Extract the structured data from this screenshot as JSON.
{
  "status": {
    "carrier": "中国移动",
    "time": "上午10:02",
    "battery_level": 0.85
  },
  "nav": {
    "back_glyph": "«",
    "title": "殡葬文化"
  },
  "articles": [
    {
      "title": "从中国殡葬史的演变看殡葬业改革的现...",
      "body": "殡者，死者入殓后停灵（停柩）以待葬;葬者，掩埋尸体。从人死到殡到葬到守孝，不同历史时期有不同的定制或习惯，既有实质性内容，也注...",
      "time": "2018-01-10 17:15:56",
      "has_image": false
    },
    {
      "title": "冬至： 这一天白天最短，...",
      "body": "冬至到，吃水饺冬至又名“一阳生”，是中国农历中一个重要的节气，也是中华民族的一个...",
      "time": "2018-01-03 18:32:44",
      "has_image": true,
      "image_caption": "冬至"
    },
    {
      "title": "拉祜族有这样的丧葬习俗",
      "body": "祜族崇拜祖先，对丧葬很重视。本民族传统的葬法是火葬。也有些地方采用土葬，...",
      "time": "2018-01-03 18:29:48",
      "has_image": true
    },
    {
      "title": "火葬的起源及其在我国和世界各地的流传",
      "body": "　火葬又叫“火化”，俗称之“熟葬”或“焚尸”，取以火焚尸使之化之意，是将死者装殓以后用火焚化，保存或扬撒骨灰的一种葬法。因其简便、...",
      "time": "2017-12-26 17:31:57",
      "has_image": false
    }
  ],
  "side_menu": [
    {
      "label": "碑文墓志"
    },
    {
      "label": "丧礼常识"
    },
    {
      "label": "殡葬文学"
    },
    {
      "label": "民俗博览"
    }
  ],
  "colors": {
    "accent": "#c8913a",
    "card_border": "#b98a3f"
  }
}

********************

● **Set problem**
Transcribe every line of the data, exactly as it stands.

● **Solved problem**
Extract the structured data from this screenshot as JSON.
{
  "status": {
    "carrier": "中国移动",
    "time": "上午10:02",
    "battery_level": 0.85
  },
  "nav": {
    "back_glyph": "«",
    "title": "殡葬文化"
  },
  "articles": [
    {
      "title": "从中国殡葬史的演变看殡葬业改革的现...",
      "body": "殡者，死者入殓后停灵（停柩）以待葬;葬者，掩埋尸体。从人死到殡到葬到守孝，不同历史时期有不同的定制或习惯，既有实质性内容，也注...",
      "time": "2018-01-10 17:15:56",
      "has_image": false
    },
    {
      "title": "冬至： 这一天白天最短，...",
      "body": "冬至到，吃水饺冬至又名“一阳生”，是中国农历中一个重要的节气，也是中华民族的一个...",
      "time": "2018-01-03 18:32:44",
      "has_image": true,
      "image_caption": "冬至"
    },
    {
      "title": "拉祜族有这样的丧葬习俗",
      "body": "祜族崇拜祖先，对丧葬很重视。本民族传统的葬法是火葬。也有些地方采用土葬，...",
      "time": "2018-01-03 18:29:48",
      "has_image": true
    },
    {
      "title": "火葬的起源及其在我国和世界各地的流传",
      "body": "　火葬又叫“火化”，俗称之“熟葬”或“焚尸”，取以火焚尸使之化之意，是将死者装殓以后用火焚化，保存或扬撒骨灰的一种葬法。因其简便、...",
      "time": "2017-12-26 17:31:57",
      "has_image": false
    }
  ],
  "side_menu": [
    {
      "label": "碑文墓志"
    },
    {
      "label": "丧礼常识"
    },
    {
      "label": "殡葬文学"
    },
    {
      "label": "民俗博览"
    }
  ],
  "colors": {
    "accent": "#c8913a",
    "card_border": "#b98a3f"
  }
}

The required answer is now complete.